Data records
- - - - - - -

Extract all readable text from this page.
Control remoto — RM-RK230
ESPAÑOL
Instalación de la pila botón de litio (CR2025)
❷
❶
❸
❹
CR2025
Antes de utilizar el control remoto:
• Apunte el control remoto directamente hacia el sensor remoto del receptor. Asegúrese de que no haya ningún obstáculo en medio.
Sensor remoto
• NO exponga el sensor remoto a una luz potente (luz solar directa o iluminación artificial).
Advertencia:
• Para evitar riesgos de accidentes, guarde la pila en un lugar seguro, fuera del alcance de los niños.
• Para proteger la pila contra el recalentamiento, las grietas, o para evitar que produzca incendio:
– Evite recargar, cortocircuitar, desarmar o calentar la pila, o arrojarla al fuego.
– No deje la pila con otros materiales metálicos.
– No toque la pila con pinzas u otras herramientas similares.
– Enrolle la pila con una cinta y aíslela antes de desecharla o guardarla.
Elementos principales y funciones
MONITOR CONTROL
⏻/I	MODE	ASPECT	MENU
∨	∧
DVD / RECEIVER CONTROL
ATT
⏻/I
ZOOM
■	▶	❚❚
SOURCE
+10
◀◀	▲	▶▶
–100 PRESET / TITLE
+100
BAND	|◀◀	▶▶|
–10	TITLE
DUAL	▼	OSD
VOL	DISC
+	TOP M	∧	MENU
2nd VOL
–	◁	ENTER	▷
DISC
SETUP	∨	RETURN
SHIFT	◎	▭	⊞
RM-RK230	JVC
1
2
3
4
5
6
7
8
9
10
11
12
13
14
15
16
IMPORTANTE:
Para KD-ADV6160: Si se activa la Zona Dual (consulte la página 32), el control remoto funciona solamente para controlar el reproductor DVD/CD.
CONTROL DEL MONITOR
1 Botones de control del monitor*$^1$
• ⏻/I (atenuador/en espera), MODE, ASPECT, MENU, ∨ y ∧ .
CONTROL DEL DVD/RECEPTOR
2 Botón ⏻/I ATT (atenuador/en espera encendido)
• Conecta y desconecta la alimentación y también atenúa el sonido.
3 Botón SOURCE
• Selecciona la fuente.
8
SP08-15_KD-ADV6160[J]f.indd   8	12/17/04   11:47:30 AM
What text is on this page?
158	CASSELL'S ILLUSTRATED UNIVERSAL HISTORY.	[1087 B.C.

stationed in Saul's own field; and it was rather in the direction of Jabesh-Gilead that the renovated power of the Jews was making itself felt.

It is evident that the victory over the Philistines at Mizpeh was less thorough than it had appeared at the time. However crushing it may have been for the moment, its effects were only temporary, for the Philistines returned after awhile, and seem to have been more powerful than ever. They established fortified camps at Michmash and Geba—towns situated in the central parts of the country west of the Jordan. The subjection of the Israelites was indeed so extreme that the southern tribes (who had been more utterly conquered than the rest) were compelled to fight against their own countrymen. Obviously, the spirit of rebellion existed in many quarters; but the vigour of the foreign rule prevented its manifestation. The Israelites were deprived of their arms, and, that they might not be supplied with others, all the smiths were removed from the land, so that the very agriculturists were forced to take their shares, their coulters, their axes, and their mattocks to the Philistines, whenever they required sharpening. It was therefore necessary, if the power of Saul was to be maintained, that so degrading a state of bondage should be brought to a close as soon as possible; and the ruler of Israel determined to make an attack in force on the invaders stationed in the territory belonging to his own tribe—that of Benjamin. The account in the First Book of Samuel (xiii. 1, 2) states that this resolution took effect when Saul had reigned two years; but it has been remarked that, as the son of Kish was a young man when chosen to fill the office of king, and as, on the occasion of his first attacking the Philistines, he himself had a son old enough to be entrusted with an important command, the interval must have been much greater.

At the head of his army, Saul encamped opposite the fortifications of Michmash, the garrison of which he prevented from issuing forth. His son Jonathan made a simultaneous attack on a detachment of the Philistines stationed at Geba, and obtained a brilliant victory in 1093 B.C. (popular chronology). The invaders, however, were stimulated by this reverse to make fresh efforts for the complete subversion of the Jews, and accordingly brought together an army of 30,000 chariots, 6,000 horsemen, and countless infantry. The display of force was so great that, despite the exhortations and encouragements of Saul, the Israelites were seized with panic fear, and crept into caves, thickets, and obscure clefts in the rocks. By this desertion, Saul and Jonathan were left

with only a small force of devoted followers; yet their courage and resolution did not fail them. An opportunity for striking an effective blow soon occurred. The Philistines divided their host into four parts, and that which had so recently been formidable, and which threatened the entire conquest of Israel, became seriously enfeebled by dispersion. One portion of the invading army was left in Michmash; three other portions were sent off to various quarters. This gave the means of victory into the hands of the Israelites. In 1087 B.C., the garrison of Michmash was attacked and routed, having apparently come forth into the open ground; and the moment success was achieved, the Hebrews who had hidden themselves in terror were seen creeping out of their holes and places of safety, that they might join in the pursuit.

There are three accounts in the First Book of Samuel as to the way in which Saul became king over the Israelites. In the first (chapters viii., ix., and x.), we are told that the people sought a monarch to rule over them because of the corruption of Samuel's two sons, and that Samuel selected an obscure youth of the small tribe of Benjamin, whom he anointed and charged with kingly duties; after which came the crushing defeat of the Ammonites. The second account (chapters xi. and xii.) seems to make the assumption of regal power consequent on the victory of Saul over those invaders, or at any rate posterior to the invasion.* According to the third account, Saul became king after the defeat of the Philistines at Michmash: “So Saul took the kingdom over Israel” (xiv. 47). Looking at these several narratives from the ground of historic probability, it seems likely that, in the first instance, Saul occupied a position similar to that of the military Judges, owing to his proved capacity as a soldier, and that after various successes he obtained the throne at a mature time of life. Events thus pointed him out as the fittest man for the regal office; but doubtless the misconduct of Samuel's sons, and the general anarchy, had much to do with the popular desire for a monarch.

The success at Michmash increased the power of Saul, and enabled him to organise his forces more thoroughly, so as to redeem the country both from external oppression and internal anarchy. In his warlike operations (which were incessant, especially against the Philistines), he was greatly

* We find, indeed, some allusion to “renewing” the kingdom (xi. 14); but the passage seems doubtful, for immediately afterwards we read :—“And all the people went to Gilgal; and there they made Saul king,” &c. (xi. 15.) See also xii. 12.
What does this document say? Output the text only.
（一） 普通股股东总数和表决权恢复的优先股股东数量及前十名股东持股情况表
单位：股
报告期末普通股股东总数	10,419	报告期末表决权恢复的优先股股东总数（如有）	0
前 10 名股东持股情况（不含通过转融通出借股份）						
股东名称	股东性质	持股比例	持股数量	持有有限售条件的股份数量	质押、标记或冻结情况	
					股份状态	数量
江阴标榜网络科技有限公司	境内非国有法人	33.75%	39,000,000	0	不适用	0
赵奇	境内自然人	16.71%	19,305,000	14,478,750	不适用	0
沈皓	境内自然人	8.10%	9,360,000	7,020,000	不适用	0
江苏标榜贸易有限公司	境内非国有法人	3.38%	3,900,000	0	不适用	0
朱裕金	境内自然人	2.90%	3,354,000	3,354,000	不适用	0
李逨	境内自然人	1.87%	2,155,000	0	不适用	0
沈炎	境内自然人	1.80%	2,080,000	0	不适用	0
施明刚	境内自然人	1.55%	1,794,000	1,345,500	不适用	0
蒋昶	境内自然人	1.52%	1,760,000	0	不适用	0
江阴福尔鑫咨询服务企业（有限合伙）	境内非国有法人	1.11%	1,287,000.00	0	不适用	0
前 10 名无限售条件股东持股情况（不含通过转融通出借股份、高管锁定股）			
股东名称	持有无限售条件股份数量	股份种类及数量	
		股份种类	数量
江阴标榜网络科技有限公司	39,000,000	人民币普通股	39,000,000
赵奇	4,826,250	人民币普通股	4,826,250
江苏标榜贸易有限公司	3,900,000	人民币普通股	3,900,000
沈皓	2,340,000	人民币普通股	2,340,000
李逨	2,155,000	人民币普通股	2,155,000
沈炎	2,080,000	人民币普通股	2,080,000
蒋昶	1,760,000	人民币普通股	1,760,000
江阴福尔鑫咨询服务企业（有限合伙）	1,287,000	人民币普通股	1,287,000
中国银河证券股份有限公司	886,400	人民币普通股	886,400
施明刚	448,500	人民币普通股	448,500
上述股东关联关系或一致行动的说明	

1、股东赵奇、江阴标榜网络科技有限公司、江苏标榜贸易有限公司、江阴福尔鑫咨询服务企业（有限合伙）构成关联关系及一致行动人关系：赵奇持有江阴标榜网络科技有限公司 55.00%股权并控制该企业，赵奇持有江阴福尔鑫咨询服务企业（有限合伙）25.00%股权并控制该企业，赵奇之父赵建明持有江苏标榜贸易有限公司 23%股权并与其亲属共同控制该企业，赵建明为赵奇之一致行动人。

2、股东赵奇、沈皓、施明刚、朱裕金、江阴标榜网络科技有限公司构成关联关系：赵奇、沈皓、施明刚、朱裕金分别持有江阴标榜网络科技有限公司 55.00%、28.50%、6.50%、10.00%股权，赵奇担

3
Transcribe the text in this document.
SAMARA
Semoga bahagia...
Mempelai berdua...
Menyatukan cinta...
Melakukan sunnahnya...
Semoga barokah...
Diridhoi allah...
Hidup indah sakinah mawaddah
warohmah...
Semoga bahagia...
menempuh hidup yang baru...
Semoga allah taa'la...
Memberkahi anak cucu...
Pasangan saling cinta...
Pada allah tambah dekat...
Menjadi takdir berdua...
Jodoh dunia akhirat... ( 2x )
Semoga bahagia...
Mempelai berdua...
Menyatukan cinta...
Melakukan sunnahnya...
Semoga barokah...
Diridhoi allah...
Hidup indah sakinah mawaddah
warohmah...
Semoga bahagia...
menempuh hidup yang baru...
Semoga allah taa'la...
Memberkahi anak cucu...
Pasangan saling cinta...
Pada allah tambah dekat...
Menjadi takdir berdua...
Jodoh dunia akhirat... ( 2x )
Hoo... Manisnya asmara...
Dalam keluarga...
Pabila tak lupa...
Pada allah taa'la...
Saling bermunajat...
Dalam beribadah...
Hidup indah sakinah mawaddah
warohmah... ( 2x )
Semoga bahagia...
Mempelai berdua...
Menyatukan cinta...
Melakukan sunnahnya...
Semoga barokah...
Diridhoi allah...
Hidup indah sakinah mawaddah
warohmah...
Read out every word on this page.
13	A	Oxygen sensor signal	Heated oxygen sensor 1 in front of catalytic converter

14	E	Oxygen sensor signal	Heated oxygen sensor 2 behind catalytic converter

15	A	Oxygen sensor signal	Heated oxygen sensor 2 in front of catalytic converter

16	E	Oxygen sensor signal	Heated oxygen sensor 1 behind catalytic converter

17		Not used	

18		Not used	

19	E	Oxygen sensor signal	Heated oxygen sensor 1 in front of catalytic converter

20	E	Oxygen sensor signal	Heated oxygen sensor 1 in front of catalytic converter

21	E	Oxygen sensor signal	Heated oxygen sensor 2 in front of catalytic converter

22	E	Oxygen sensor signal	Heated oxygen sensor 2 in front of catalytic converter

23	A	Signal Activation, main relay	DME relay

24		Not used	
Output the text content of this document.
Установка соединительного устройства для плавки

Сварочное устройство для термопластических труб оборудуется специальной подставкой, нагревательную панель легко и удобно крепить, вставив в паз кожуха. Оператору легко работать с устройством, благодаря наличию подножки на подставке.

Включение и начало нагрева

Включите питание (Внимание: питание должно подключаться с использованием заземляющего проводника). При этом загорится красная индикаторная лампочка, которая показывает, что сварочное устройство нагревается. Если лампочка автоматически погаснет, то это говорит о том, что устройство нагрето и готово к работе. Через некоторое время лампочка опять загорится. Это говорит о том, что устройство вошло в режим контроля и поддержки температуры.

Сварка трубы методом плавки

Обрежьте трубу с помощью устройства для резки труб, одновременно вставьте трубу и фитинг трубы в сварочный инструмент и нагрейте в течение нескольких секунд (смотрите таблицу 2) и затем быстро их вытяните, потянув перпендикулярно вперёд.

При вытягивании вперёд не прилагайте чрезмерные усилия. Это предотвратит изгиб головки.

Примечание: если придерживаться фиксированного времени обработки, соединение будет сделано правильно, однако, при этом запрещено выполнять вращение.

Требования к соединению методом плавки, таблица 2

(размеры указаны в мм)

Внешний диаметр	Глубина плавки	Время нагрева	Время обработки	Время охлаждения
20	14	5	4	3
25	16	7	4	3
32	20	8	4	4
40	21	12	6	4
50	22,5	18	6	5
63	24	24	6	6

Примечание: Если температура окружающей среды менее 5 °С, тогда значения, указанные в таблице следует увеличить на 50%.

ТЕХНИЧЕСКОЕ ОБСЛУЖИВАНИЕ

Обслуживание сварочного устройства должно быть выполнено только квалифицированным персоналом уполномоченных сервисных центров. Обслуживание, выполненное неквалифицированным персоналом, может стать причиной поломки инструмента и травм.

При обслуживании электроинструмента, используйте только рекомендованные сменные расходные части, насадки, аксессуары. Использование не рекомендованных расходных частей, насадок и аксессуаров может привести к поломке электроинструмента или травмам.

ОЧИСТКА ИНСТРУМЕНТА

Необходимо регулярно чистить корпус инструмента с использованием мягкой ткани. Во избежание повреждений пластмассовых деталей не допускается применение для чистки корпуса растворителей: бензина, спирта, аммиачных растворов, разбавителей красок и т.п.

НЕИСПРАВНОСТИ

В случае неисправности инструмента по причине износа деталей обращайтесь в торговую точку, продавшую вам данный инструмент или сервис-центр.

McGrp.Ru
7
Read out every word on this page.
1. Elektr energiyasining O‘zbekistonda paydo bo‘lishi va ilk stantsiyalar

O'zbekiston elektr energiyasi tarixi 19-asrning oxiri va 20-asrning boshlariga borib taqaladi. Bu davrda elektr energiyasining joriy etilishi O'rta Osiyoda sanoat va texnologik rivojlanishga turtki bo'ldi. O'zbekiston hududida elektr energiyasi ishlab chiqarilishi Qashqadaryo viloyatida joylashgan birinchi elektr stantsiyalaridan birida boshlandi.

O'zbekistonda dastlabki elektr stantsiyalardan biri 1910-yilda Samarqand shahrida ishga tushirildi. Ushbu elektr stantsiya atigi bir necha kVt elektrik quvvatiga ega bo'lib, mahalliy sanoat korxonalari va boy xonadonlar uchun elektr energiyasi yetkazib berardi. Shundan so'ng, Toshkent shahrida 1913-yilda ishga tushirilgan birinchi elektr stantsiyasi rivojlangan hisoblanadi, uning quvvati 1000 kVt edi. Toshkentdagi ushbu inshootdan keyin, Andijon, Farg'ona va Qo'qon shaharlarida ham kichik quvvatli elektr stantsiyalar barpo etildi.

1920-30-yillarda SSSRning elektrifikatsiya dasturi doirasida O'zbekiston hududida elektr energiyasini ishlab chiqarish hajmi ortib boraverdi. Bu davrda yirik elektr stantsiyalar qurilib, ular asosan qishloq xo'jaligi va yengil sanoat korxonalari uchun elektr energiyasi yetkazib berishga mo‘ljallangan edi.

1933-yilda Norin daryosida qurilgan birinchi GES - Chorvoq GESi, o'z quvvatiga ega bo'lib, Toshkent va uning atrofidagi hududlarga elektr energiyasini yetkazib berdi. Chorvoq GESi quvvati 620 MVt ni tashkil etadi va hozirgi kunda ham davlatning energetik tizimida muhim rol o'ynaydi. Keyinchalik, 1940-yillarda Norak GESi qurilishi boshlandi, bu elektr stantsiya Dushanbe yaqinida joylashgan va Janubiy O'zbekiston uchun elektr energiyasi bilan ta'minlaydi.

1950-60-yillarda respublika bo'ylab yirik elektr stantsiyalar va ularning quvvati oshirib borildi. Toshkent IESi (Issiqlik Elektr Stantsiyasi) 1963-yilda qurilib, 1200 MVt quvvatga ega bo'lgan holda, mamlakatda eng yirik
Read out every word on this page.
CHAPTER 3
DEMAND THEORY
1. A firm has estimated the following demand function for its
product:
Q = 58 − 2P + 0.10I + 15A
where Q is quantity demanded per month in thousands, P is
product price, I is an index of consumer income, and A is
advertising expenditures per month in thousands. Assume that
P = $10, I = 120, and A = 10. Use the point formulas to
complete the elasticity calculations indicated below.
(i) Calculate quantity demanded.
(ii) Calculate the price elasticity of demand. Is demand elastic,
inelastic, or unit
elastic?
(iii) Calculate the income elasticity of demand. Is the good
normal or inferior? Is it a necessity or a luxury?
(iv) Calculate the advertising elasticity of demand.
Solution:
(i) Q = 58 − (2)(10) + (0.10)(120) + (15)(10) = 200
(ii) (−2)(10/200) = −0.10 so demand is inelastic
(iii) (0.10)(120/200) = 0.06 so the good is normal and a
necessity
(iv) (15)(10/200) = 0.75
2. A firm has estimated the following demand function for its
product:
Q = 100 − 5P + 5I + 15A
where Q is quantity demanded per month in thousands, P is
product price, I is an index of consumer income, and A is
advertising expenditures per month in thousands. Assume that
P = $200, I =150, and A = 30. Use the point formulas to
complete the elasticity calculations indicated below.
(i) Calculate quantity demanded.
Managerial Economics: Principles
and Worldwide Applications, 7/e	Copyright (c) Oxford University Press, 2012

- - - - - - -

TASK DIRECTIONS: Search the lines above for the string "yetkazib" and copy each line that has it.

RESULT OF THE TASK:
O'zbekistonda dastlabki elektr stantsiyalardan biri 1910-yilda Samarqand shahrida ishga tushirildi. Ushbu elektr stantsiya atigi bir necha kVt elektrik quvvatiga ega bo'lib, mahalliy sanoat korxonalari va boy xonadonlar uchun elektr energiyasi yetkazib berardi. Shundan so'ng, Toshkent shahrida 1913-yilda ishga tushirilgan birinchi elektr stantsiyasi rivojlangan hisoblanadi, uning quvvati 1000 kVt edi. Toshkentdagi ushbu inshootdan keyin, Andijon, Farg'ona va Qo'qon shaharlarida ham kichik quvvatli elektr stantsiyalar barpo etildi.
1920-30-yillarda SSSRning elektrifikatsiya dasturi doirasida O'zbekiston hududida elektr energiyasini ishlab chiqarish hajmi ortib boraverdi. Bu davrda yirik elektr stantsiyalar qurilib, ular asosan qishloq xo'jaligi va yengil sanoat korxonalari uchun elektr energiyasi yetkazib berishga mo‘ljallangan edi.
1933-yilda Norin daryosida qurilgan birinchi GES - Chorvoq GESi, o'z quvvatiga ega bo'lib, Toshkent va uning atrofidagi hududlarga elektr energiyasini yetkazib berdi. Chorvoq GESi quvvati 620 MVt ni tashkil etadi va hozirgi kunda ham davlatning energetik tizimida muhim rol o'ynaydi. Keyinchalik, 1940-yillarda Norak GESi qurilishi boshlandi, bu elektr stantsiya Dushanbe yaqinida joylashgan va Janubiy O'zbekiston uchun elektr energiyasi bilan ta'minlaydi.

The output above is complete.